DO THIS. Reproduce the following lines word for word, without changing anything.

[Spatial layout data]
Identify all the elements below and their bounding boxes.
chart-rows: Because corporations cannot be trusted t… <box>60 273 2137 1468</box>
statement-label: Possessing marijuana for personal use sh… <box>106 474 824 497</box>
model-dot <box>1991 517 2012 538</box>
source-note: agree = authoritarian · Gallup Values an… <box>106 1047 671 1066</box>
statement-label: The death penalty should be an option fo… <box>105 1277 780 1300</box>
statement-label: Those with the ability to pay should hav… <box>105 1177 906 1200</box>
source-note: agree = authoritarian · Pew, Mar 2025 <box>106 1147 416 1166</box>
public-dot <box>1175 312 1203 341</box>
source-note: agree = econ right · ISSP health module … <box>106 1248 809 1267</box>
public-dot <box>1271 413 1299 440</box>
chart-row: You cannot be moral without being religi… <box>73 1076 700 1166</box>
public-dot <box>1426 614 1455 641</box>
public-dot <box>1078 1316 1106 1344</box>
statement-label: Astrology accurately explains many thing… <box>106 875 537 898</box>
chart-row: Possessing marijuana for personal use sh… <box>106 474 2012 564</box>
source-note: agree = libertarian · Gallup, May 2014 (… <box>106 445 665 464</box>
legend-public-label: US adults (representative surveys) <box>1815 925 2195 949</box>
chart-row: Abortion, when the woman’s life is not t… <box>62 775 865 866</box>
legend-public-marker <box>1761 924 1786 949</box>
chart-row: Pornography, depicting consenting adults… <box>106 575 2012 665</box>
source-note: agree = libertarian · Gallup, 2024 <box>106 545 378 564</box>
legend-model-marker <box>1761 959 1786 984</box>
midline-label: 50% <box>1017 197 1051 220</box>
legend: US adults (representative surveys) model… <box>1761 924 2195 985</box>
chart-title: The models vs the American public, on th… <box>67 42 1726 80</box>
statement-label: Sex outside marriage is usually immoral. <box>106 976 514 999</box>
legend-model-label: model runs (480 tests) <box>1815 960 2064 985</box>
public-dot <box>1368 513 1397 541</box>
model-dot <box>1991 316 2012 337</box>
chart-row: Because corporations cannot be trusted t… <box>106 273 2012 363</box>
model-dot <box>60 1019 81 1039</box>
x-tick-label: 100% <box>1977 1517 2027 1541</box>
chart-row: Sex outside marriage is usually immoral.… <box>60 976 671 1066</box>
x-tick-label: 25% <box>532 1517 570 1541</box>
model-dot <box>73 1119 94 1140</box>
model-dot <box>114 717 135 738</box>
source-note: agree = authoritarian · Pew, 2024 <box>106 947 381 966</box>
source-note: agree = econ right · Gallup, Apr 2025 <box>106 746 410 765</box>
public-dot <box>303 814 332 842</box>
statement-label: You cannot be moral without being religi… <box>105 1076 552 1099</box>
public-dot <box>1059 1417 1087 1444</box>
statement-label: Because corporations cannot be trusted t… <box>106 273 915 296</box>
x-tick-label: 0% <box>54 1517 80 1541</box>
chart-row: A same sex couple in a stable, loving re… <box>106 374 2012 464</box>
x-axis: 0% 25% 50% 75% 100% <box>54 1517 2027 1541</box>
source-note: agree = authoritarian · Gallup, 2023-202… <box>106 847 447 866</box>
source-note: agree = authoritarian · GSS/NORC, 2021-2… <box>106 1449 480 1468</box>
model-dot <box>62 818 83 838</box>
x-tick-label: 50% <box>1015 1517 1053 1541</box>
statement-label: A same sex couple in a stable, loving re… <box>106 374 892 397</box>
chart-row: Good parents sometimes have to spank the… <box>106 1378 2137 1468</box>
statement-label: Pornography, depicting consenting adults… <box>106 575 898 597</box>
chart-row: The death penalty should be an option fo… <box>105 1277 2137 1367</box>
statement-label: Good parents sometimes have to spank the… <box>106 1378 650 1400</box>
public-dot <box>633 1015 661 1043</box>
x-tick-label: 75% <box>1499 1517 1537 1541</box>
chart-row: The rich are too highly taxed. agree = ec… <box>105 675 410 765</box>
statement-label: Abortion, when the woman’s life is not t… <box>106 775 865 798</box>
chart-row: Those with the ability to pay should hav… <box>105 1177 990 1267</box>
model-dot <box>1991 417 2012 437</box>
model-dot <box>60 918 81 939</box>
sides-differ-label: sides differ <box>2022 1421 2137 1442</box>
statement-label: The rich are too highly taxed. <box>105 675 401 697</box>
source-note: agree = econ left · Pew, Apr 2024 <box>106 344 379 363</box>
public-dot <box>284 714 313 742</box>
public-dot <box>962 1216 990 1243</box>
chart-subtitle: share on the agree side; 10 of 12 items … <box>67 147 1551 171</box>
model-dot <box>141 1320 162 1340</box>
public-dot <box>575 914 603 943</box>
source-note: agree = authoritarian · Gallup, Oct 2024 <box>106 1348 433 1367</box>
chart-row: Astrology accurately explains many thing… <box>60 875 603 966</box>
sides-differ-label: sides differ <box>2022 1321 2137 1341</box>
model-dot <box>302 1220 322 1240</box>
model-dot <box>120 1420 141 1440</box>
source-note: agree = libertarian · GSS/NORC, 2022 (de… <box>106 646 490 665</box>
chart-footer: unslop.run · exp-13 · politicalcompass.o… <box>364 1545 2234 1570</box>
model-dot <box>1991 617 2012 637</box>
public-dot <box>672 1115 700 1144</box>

ANSWER.
Identify all the elements below and their bounding boxes.
chart-rows: Because corporations cannot be trusted t… <box>60 273 2137 1468</box>
statement-label: Possessing marijuana for personal use sh… <box>106 474 824 497</box>
model-dot <box>1991 517 2012 538</box>
source-note: agree = authoritarian · Gallup Values an… <box>106 1047 671 1066</box>
statement-label: The death penalty should be an option fo… <box>105 1277 780 1300</box>
statement-label: Those with the ability to pay should hav… <box>105 1177 906 1200</box>
source-note: agree = authoritarian · Pew, Mar 2025 <box>106 1147 416 1166</box>
public-dot <box>1175 312 1203 341</box>
source-note: agree = econ right · ISSP health module … <box>106 1248 809 1267</box>
public-dot <box>1271 413 1299 440</box>
chart-row: You cannot be moral without being religi… <box>73 1076 700 1166</box>
public-dot <box>1426 614 1455 641</box>
public-dot <box>1078 1316 1106 1344</box>
statement-label: Astrology accurately explains many thing… <box>106 875 537 898</box>
chart-row: Possessing marijuana for personal use sh… <box>106 474 2012 564</box>
source-note: agree = libertarian · Gallup, May 2014 (… <box>106 445 665 464</box>
legend-public-label: US adults (representative surveys) <box>1815 925 2195 949</box>
chart-row: Abortion, when the woman’s life is not t… <box>62 775 865 866</box>
legend-public-marker <box>1761 924 1786 949</box>
chart-row: Pornography, depicting consenting adults… <box>106 575 2012 665</box>
source-note: agree = libertarian · Gallup, 2024 <box>106 545 378 564</box>
legend-model-marker <box>1761 959 1786 984</box>
midline-label: 50% <box>1017 197 1051 220</box>
legend: US adults (representative surveys) model… <box>1761 924 2195 985</box>
chart-title: The models vs the American public, on th… <box>67 42 1726 80</box>
statement-label: Sex outside marriage is usually immoral. <box>106 976 514 999</box>
legend-model-label: model runs (480 tests) <box>1815 960 2064 985</box>
public-dot <box>1368 513 1397 541</box>
model-dot <box>1991 316 2012 337</box>
chart-row: Because corporations cannot be trusted t… <box>106 273 2012 363</box>
model-dot <box>60 1019 81 1039</box>
x-tick-label: 100% <box>1977 1517 2027 1541</box>
chart-row: Sex outside marriage is usually immoral.… <box>60 976 671 1066</box>
x-tick-label: 25% <box>532 1517 570 1541</box>
model-dot <box>73 1119 94 1140</box>
model-dot <box>114 717 135 738</box>
source-note: agree = authoritarian · Pew, 2024 <box>106 947 381 966</box>
source-note: agree = econ right · Gallup, Apr 2025 <box>106 746 410 765</box>
public-dot <box>303 814 332 842</box>
statement-label: You cannot be moral without being religi… <box>105 1076 552 1099</box>
public-dot <box>1059 1417 1087 1444</box>
statement-label: Because corporations cannot be trusted t… <box>106 273 915 296</box>
x-tick-label: 0% <box>54 1517 80 1541</box>
chart-row: A same sex couple in a stable, loving re… <box>106 374 2012 464</box>
x-axis: 0% 25% 50% 75% 100% <box>54 1517 2027 1541</box>
source-note: agree = authoritarian · Gallup, 2023-202… <box>106 847 447 866</box>
source-note: agree = authoritarian · GSS/NORC, 2021-2… <box>106 1449 480 1468</box>
model-dot <box>62 818 83 838</box>
x-tick-label: 50% <box>1015 1517 1053 1541</box>
statement-label: A same sex couple in a stable, loving re… <box>106 374 892 397</box>
chart-row: Good parents sometimes have to spank the… <box>106 1378 2137 1468</box>
statement-label: Pornography, depicting consenting adults… <box>106 575 898 597</box>
chart-row: The death penalty should be an option fo… <box>105 1277 2137 1367</box>
statement-label: Good parents sometimes have to spank the… <box>106 1378 650 1400</box>
public-dot <box>633 1015 661 1043</box>
x-tick-label: 75% <box>1499 1517 1537 1541</box>
chart-row: The rich are too highly taxed. agree = ec… <box>105 675 410 765</box>
statement-label: Abortion, when the woman’s life is not t… <box>106 775 865 798</box>
chart-row: Those with the ability to pay should hav… <box>105 1177 990 1267</box>
model-dot <box>1991 417 2012 437</box>
model-dot <box>60 918 81 939</box>
sides-differ-label: sides differ <box>2022 1421 2137 1442</box>
statement-label: The rich are too highly taxed. <box>105 675 401 697</box>
source-note: agree = econ left · Pew, Apr 2024 <box>106 344 379 363</box>
public-dot <box>284 714 313 742</box>
public-dot <box>962 1216 990 1243</box>
chart-subtitle: share on the agree side; 10 of 12 items … <box>67 147 1551 171</box>
model-dot <box>141 1320 162 1340</box>
public-dot <box>575 914 603 943</box>
source-note: agree = authoritarian · Gallup, Oct 2024 <box>106 1348 433 1367</box>
chart-row: Astrology accurately explains many thing… <box>60 875 603 966</box>
sides-differ-label: sides differ <box>2022 1321 2137 1341</box>
model-dot <box>302 1220 322 1240</box>
model-dot <box>120 1420 141 1440</box>
source-note: agree = libertarian · GSS/NORC, 2022 (de… <box>106 646 490 665</box>
chart-footer: unslop.run · exp-13 · politicalcompass.o… <box>364 1545 2234 1570</box>
model-dot <box>1991 617 2012 637</box>
public-dot <box>672 1115 700 1144</box>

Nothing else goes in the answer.